» Input material
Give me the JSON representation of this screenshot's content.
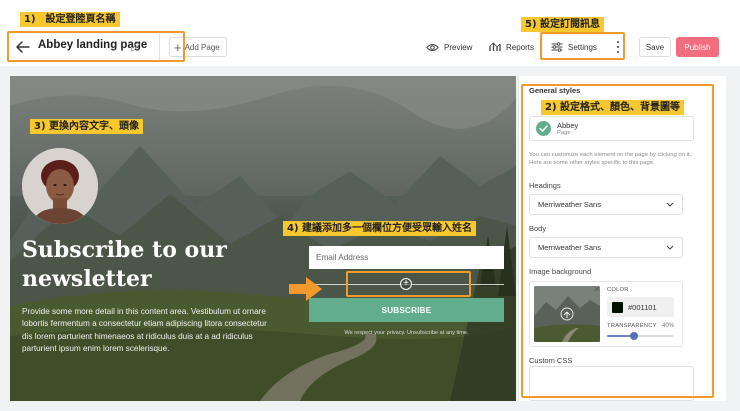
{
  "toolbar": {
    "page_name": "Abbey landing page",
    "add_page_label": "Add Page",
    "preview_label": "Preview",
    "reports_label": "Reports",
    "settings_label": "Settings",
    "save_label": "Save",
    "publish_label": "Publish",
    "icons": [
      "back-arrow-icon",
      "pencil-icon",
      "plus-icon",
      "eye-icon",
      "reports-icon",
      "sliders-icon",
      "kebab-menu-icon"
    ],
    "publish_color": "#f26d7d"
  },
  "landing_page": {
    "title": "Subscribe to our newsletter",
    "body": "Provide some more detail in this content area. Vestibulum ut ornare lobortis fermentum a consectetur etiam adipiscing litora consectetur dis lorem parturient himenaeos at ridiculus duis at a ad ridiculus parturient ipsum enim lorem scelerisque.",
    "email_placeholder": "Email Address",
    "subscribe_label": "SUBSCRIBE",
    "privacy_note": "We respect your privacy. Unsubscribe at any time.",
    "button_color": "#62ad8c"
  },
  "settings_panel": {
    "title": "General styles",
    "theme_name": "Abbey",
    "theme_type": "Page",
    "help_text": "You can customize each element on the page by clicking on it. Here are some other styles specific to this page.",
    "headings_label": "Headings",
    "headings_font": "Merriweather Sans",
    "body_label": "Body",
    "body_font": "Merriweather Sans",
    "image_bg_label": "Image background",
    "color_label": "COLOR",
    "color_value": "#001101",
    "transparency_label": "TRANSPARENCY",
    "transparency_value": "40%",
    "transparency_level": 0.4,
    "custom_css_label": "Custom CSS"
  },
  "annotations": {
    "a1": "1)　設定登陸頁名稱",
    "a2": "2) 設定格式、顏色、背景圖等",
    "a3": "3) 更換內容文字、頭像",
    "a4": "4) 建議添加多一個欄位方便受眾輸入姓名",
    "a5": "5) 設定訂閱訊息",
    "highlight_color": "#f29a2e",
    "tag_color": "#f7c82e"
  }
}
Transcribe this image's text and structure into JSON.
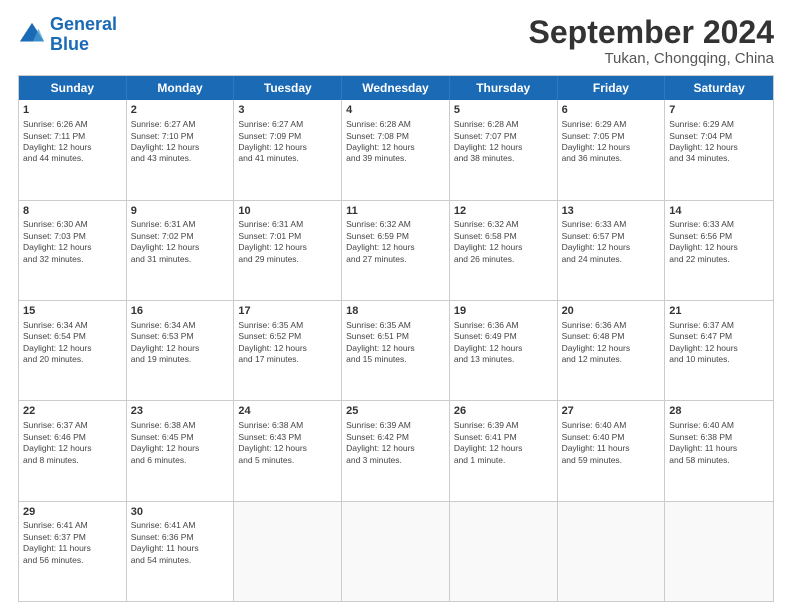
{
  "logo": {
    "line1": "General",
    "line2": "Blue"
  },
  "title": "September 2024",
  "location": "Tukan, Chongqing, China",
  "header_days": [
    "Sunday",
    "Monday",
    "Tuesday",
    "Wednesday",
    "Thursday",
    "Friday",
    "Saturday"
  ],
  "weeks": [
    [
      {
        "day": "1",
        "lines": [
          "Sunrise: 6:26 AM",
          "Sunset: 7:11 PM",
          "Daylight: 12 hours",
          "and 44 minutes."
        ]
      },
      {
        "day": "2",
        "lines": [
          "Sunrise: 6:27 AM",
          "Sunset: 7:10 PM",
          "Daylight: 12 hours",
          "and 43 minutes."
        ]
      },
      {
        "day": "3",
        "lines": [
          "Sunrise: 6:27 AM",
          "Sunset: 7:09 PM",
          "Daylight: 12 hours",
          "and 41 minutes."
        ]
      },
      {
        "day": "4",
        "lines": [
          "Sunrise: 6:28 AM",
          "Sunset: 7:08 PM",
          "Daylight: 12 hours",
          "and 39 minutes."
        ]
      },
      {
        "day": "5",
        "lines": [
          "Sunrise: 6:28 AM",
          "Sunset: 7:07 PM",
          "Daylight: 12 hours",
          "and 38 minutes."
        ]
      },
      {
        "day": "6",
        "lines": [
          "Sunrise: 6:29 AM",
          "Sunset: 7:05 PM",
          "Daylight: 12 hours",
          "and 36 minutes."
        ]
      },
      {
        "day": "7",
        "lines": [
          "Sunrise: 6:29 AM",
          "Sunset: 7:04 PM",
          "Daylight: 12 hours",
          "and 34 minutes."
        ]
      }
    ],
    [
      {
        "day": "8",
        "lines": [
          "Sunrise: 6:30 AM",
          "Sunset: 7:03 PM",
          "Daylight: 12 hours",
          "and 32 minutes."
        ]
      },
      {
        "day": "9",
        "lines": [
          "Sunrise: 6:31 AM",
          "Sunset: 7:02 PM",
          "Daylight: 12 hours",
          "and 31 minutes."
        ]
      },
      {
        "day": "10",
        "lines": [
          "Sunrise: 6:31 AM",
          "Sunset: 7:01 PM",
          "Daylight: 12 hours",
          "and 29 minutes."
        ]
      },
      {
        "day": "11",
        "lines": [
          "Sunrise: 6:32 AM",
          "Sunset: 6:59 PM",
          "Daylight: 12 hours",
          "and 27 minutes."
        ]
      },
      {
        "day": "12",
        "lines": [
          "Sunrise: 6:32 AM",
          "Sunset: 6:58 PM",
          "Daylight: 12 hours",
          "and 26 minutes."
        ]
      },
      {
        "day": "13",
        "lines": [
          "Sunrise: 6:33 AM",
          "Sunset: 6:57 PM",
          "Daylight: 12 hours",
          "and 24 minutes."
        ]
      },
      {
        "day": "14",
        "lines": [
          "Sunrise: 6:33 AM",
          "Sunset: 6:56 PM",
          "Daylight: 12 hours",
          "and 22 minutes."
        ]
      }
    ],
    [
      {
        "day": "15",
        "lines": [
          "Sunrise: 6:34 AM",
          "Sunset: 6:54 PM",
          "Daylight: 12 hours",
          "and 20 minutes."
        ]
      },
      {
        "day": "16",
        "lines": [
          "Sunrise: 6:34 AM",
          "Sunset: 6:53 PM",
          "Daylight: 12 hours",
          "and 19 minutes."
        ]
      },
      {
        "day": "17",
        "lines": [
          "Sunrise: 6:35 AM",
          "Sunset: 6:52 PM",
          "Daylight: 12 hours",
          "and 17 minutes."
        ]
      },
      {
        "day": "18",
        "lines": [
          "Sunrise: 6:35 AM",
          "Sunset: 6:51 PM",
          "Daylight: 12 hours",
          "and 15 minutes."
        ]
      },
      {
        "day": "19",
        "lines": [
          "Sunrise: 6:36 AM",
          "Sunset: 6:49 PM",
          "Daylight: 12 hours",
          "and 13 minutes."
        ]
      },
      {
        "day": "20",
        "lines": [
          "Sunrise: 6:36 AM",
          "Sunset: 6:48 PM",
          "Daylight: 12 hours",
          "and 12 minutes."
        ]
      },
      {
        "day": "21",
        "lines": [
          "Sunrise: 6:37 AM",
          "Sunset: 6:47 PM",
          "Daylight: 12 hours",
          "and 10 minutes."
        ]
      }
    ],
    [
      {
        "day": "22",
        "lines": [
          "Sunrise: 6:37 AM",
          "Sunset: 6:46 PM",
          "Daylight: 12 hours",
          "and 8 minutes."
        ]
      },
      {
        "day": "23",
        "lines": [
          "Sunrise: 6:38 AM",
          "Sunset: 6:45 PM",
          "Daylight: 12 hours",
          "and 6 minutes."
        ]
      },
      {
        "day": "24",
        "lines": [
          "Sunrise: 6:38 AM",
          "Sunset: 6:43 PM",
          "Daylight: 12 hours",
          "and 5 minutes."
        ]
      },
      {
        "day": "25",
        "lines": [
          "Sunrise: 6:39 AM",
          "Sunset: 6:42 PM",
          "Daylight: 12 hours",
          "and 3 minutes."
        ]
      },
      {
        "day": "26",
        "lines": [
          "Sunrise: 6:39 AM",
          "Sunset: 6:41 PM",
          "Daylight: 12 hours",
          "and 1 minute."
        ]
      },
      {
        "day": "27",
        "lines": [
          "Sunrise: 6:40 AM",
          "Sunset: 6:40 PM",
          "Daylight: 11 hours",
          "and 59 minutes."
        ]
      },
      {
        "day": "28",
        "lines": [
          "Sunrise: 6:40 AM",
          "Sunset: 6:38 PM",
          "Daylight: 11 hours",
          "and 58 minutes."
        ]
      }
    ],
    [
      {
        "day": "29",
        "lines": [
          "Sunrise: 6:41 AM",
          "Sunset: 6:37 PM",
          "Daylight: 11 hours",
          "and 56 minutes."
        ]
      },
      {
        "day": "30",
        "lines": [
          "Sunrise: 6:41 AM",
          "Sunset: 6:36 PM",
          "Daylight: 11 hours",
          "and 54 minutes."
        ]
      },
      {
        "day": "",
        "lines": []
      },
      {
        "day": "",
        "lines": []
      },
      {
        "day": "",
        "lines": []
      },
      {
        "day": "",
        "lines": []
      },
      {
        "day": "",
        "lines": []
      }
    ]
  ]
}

» Written exercise
Identify and copy lines that hold the string "content".

» Result
Give me the JSON representation of this screenshot's content.
    "body": "Provide some more detail in this content area. Vestibulum ut ornare lobortis fermentum a consectetur etiam adipiscing litora consectetur dis lorem parturient himenaeos at ridiculus duis at a ad ridiculus parturient ipsum enim lorem scelerisque.",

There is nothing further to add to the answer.